• **What you should do**: In full and without deviation, write out the entries that follow.

• • •

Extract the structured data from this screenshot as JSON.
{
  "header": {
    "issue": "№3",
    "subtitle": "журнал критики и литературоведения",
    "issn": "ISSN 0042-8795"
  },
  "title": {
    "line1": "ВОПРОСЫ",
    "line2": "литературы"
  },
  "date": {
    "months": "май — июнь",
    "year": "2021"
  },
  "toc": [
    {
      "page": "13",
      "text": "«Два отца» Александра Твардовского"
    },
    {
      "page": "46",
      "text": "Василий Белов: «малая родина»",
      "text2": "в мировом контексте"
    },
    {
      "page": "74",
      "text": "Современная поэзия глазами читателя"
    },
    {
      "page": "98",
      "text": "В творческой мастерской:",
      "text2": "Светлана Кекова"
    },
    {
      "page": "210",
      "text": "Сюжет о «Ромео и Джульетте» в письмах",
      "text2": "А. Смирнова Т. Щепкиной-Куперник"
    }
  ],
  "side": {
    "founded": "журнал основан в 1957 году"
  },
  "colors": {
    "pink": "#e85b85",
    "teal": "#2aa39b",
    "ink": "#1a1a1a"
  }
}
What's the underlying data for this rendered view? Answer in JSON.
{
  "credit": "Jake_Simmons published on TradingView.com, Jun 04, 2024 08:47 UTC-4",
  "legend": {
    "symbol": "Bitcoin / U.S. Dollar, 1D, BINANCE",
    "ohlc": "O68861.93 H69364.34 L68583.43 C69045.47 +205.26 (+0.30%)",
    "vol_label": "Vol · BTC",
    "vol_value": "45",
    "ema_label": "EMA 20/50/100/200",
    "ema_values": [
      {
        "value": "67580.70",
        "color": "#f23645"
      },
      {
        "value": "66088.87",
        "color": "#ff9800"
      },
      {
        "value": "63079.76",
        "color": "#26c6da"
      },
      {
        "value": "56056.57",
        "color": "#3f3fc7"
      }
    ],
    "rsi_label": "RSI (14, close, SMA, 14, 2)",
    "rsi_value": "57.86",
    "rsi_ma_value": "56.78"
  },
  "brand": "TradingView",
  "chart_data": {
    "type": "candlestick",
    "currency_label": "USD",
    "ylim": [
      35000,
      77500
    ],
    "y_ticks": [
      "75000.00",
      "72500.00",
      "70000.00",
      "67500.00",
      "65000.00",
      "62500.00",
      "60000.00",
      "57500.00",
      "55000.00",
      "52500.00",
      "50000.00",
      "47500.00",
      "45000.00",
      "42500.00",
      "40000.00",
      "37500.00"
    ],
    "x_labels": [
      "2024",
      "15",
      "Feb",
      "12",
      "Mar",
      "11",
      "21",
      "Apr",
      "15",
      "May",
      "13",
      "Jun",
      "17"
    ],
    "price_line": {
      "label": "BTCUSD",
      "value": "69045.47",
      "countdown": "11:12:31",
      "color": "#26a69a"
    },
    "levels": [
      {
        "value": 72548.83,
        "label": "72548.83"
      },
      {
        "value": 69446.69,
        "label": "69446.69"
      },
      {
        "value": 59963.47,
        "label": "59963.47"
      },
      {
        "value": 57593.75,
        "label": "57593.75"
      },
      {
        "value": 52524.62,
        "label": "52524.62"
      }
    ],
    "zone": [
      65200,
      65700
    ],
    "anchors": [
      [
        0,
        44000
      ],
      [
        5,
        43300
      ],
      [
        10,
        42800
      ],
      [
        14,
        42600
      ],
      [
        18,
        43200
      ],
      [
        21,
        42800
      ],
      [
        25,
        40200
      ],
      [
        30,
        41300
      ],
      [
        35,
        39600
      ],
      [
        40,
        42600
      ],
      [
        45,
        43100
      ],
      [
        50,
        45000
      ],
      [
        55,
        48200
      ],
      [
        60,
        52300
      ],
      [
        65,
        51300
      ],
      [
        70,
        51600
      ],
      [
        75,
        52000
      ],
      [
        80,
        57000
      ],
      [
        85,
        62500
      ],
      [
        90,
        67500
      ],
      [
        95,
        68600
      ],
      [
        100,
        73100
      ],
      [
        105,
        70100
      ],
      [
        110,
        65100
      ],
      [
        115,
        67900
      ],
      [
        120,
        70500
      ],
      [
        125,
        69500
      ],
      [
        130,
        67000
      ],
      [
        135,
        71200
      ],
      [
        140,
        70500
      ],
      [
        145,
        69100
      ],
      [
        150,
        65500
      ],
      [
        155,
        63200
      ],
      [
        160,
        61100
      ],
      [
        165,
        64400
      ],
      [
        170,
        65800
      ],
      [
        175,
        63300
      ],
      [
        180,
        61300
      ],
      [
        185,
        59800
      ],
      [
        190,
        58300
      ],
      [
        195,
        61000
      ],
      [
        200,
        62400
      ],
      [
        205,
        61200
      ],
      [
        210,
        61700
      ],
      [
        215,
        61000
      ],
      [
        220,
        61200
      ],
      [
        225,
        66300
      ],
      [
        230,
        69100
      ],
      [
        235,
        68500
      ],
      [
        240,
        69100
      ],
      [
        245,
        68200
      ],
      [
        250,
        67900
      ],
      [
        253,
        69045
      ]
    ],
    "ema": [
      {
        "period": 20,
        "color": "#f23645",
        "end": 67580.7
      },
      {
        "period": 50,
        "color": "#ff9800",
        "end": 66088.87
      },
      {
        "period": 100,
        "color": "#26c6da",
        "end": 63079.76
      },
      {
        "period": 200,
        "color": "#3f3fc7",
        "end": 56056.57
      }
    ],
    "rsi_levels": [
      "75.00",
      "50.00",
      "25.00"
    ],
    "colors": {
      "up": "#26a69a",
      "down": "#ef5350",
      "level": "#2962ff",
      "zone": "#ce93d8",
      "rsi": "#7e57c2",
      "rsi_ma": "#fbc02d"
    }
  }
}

• • •

• **Exercise result**:
Extract the structured data from this screenshot as JSON.
{
  "header": {
    "issue": "№3",
    "subtitle": "журнал критики и литературоведения",
    "issn": "ISSN 0042-8795"
  },
  "title": {
    "line1": "ВОПРОСЫ",
    "line2": "литературы"
  },
  "date": {
    "months": "май — июнь",
    "year": "2021"
  },
  "toc": [
    {
      "page": "13",
      "text": "«Два отца» Александра Твардовского"
    },
    {
      "page": "46",
      "text": "Василий Белов: «малая родина»",
      "text2": "в мировом контексте"
    },
    {
      "page": "74",
      "text": "Современная поэзия глазами читателя"
    },
    {
      "page": "98",
      "text": "В творческой мастерской:",
      "text2": "Светлана Кекова"
    },
    {
      "page": "210",
      "text": "Сюжет о «Ромео и Джульетте» в письмах",
      "text2": "А. Смирнова Т. Щепкиной-Куперник"
    }
  ],
  "side": {
    "founded": "журнал основан в 1957 году"
  },
  "colors": {
    "pink": "#e85b85",
    "teal": "#2aa39b",
    "ink": "#1a1a1a"
  }
}
What's the underlying data for this rendered view? Answer in JSON.
{
  "credit": "Jake_Simmons published on TradingView.com, Jun 04, 2024 08:47 UTC-4",
  "legend": {
    "symbol": "Bitcoin / U.S. Dollar, 1D, BINANCE",
    "ohlc": "O68861.93 H69364.34 L68583.43 C69045.47 +205.26 (+0.30%)",
    "vol_label": "Vol · BTC",
    "vol_value": "45",
    "ema_label": "EMA 20/50/100/200",
    "ema_values": [
      {
        "value": "67580.70",
        "color": "#f23645"
      },
      {
        "value": "66088.87",
        "color": "#ff9800"
      },
      {
        "value": "63079.76",
        "color": "#26c6da"
      },
      {
        "value": "56056.57",
        "color": "#3f3fc7"
      }
    ],
    "rsi_label": "RSI (14, close, SMA, 14, 2)",
    "rsi_value": "57.86",
    "rsi_ma_value": "56.78"
  },
  "brand": "TradingView",
  "chart_data": {
    "type": "candlestick",
    "currency_label": "USD",
    "ylim": [
      35000,
      77500
    ],
    "y_ticks": [
      "75000.00",
      "72500.00",
      "70000.00",
      "67500.00",
      "65000.00",
      "62500.00",
      "60000.00",
      "57500.00",
      "55000.00",
      "52500.00",
      "50000.00",
      "47500.00",
      "45000.00",
      "42500.00",
      "40000.00",
      "37500.00"
    ],
    "x_labels": [
      "2024",
      "15",
      "Feb",
      "12",
      "Mar",
      "11",
      "21",
      "Apr",
      "15",
      "May",
      "13",
      "Jun",
      "17"
    ],
    "price_line": {
      "label": "BTCUSD",
      "value": "69045.47",
      "countdown": "11:12:31",
      "color": "#26a69a"
    },
    "levels": [
      {
        "value": 72548.83,
        "label": "72548.83"
      },
      {
        "value": 69446.69,
        "label": "69446.69"
      },
      {
        "value": 59963.47,
        "label": "59963.47"
      },
      {
        "value": 57593.75,
        "label": "57593.75"
      },
      {
        "value": 52524.62,
        "label": "52524.62"
      }
    ],
    "zone": [
      65200,
      65700
    ],
    "anchors": [
      [
        0,
        44000
      ],
      [
        5,
        43300
      ],
      [
        10,
        42800
      ],
      [
        14,
        42600
      ],
      [
        18,
        43200
      ],
      [
        21,
        42800
      ],
      [
        25,
        40200
      ],
      [
        30,
        41300
      ],
      [
        35,
        39600
      ],
      [
        40,
        42600
      ],
      [
        45,
        43100
      ],
      [
        50,
        45000
      ],
      [
        55,
        48200
      ],
      [
        60,
        52300
      ],
      [
        65,
        51300
      ],
      [
        70,
        51600
      ],
      [
        75,
        52000
      ],
      [
        80,
        57000
      ],
      [
        85,
        62500
      ],
      [
        90,
        67500
      ],
      [
        95,
        68600
      ],
      [
        100,
        73100
      ],
      [
        105,
        70100
      ],
      [
        110,
        65100
      ],
      [
        115,
        67900
      ],
      [
        120,
        70500
      ],
      [
        125,
        69500
      ],
      [
        130,
        67000
      ],
      [
        135,
        71200
      ],
      [
        140,
        70500
      ],
      [
        145,
        69100
      ],
      [
        150,
        65500
      ],
      [
        155,
        63200
      ],
      [
        160,
        61100
      ],
      [
        165,
        64400
      ],
      [
        170,
        65800
      ],
      [
        175,
        63300
      ],
      [
        180,
        61300
      ],
      [
        185,
        59800
      ],
      [
        190,
        58300
      ],
      [
        195,
        61000
      ],
      [
        200,
        62400
      ],
      [
        205,
        61200
      ],
      [
        210,
        61700
      ],
      [
        215,
        61000
      ],
      [
        220,
        61200
      ],
      [
        225,
        66300
      ],
      [
        230,
        69100
      ],
      [
        235,
        68500
      ],
      [
        240,
        69100
      ],
      [
        245,
        68200
      ],
      [
        250,
        67900
      ],
      [
        253,
        69045
      ]
    ],
    "ema": [
      {
        "period": 20,
        "color": "#f23645",
        "end": 67580.7
      },
      {
        "period": 50,
        "color": "#ff9800",
        "end": 66088.87
      },
      {
        "period": 100,
        "color": "#26c6da",
        "end": 63079.76
      },
      {
        "period": 200,
        "color": "#3f3fc7",
        "end": 56056.57
      }
    ],
    "rsi_levels": [
      "75.00",
      "50.00",
      "25.00"
    ],
    "colors": {
      "up": "#26a69a",
      "down": "#ef5350",
      "level": "#2962ff",
      "zone": "#ce93d8",
      "rsi": "#7e57c2",
      "rsi_ma": "#fbc02d"
    }
  }
}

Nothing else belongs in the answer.